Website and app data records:
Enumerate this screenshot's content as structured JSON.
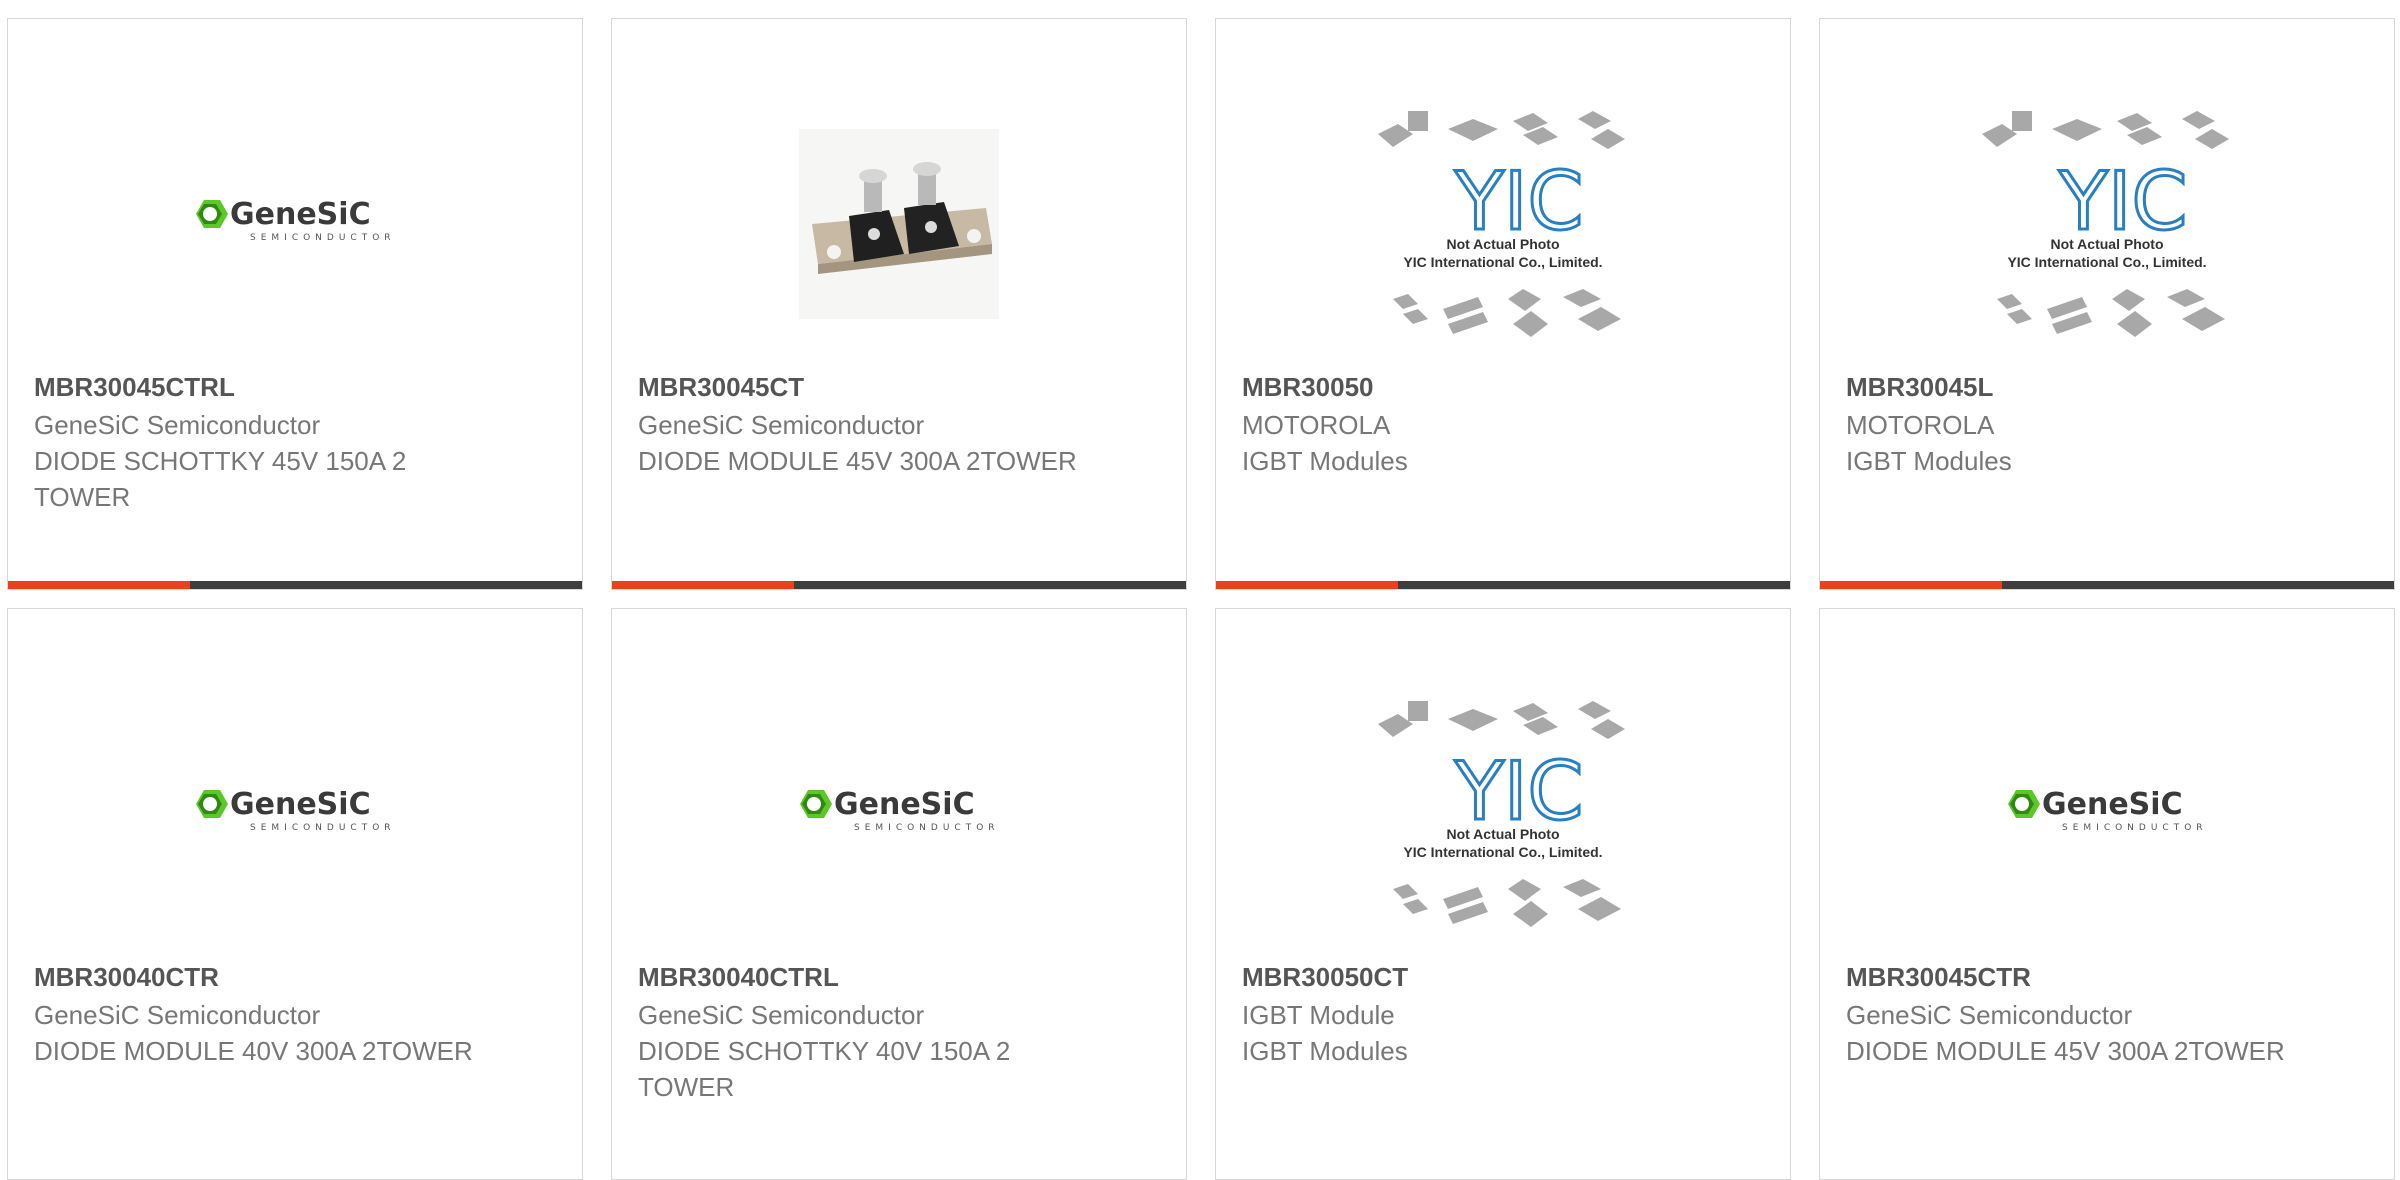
{
  "products": [
    {
      "part": "MBR30045CTRL",
      "mfr": "GeneSiC Semiconductor",
      "desc": "DIODE SCHOTTKY 45V 150A 2 TOWER",
      "image": "genesic-logo"
    },
    {
      "part": "MBR30045CT",
      "mfr": "GeneSiC Semiconductor",
      "desc": "DIODE MODULE 45V 300A 2TOWER",
      "image": "diode-module-photo"
    },
    {
      "part": "MBR30050",
      "mfr": "MOTOROLA",
      "desc": "IGBT Modules",
      "image": "yic-placeholder"
    },
    {
      "part": "MBR30045L",
      "mfr": "MOTOROLA",
      "desc": "IGBT Modules",
      "image": "yic-placeholder"
    },
    {
      "part": "MBR30040CTR",
      "mfr": "GeneSiC Semiconductor",
      "desc": "DIODE MODULE 40V 300A 2TOWER",
      "image": "genesic-logo"
    },
    {
      "part": "MBR30040CTRL",
      "mfr": "GeneSiC Semiconductor",
      "desc": "DIODE SCHOTTKY 40V 150A 2 TOWER",
      "image": "genesic-logo"
    },
    {
      "part": "MBR30050CT",
      "mfr": "IGBT Module",
      "desc": "IGBT Modules",
      "image": "yic-placeholder"
    },
    {
      "part": "MBR30045CTR",
      "mfr": "GeneSiC Semiconductor",
      "desc": "DIODE MODULE 45V 300A 2TOWER",
      "image": "genesic-logo"
    }
  ],
  "logos": {
    "genesic_name": "GeneSiC",
    "genesic_sub": "SEMICONDUCTOR",
    "yic_mark": "YIC",
    "yic_line1": "Not Actual Photo",
    "yic_line2": "YIC International Co., Limited."
  },
  "colors": {
    "accent": "#e8431c",
    "bar": "#3e3e3e",
    "genesic_green": "#4bb81f"
  }
}
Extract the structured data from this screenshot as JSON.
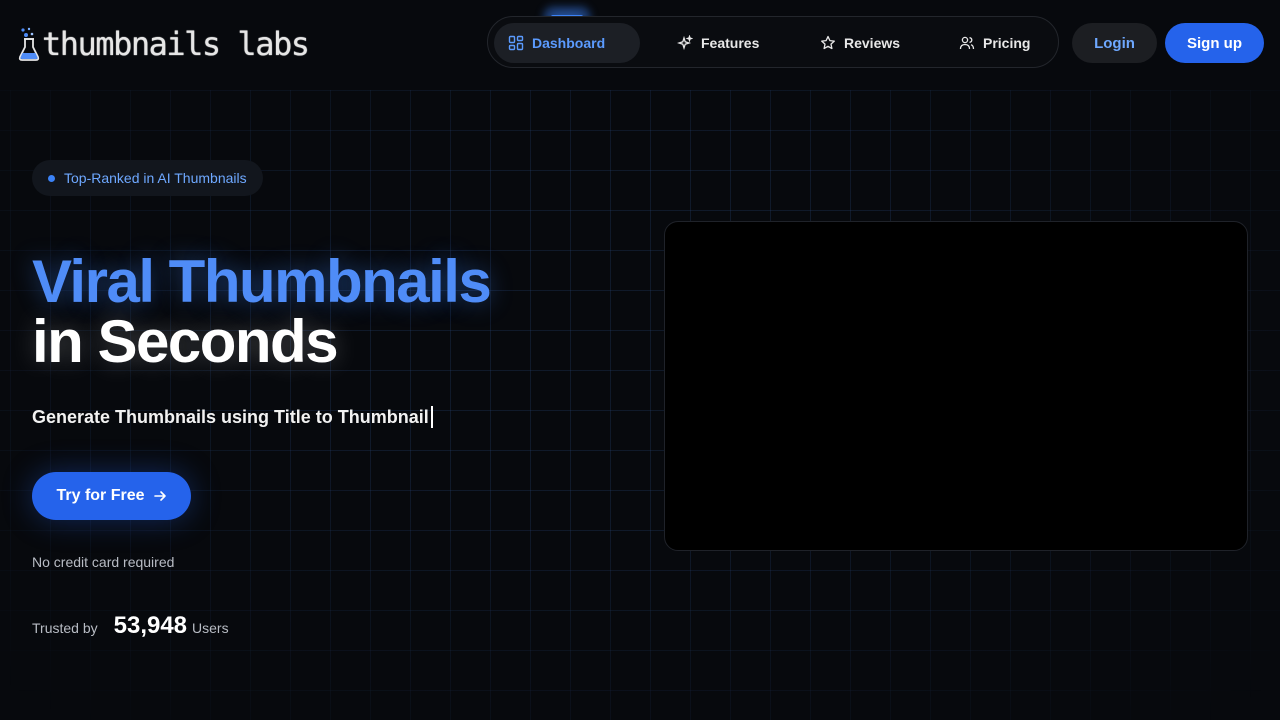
{
  "brand": {
    "name": "thumbnails labs"
  },
  "nav": {
    "items": [
      {
        "label": "Dashboard",
        "icon": "dashboard-grid-icon",
        "active": true
      },
      {
        "label": "Features",
        "icon": "sparkles-icon",
        "active": false
      },
      {
        "label": "Reviews",
        "icon": "star-icon",
        "active": false
      },
      {
        "label": "Pricing",
        "icon": "users-icon",
        "active": false
      }
    ],
    "login_label": "Login",
    "signup_label": "Sign up"
  },
  "hero": {
    "badge": "Top-Ranked in AI Thumbnails",
    "headline_line1": "Viral Thumbnails",
    "headline_line2": "in Seconds",
    "subline": "Generate Thumbnails using Title to Thumbnail",
    "cta_label": "Try for Free",
    "note": "No credit card required",
    "trusted_label": "Trusted by",
    "trusted_count": "53,948",
    "trusted_unit": "Users"
  },
  "colors": {
    "accent": "#2563eb",
    "accent_text": "#4f8cf7",
    "background": "#07090d"
  }
}
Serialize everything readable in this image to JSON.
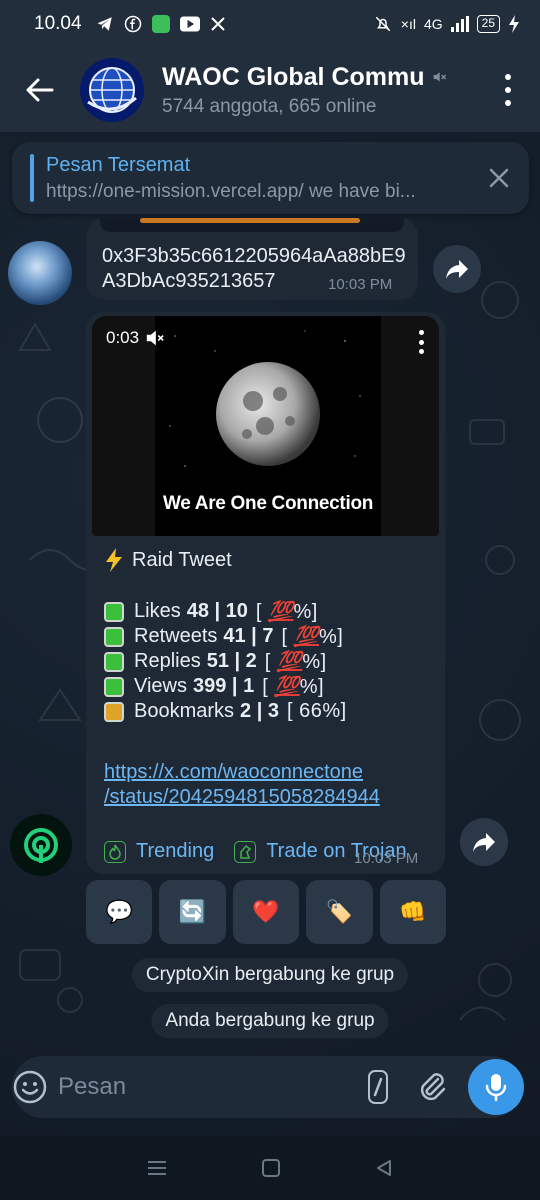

== What you have to do ==
Nothing but the lines from the one holding "Extract the structured" to the end of the entries above should be echoed, exactly and with both ends included; omit the pictures.

== Result for this exercise ==
Extract the structured data from this screenshot as JSON.
{
  "brand": {
    "name": "thumbnails labs"
  },
  "nav": {
    "items": [
      {
        "label": "Dashboard",
        "icon": "dashboard-grid-icon",
        "active": true
      },
      {
        "label": "Features",
        "icon": "sparkles-icon",
        "active": false
      },
      {
        "label": "Reviews",
        "icon": "star-icon",
        "active": false
      },
      {
        "label": "Pricing",
        "icon": "users-icon",
        "active": false
      }
    ],
    "login_label": "Login",
    "signup_label": "Sign up"
  },
  "hero": {
    "badge": "Top-Ranked in AI Thumbnails",
    "headline_line1": "Viral Thumbnails",
    "headline_line2": "in Seconds",
    "subline": "Generate Thumbnails using Title to Thumbnail",
    "cta_label": "Try for Free",
    "note": "No credit card required",
    "trusted_label": "Trusted by",
    "trusted_count": "53,948",
    "trusted_unit": "Users"
  },
  "colors": {
    "accent": "#2563eb",
    "accent_text": "#4f8cf7",
    "background": "#07090d"
  }
}
Serialize everything readable in this image to JSON.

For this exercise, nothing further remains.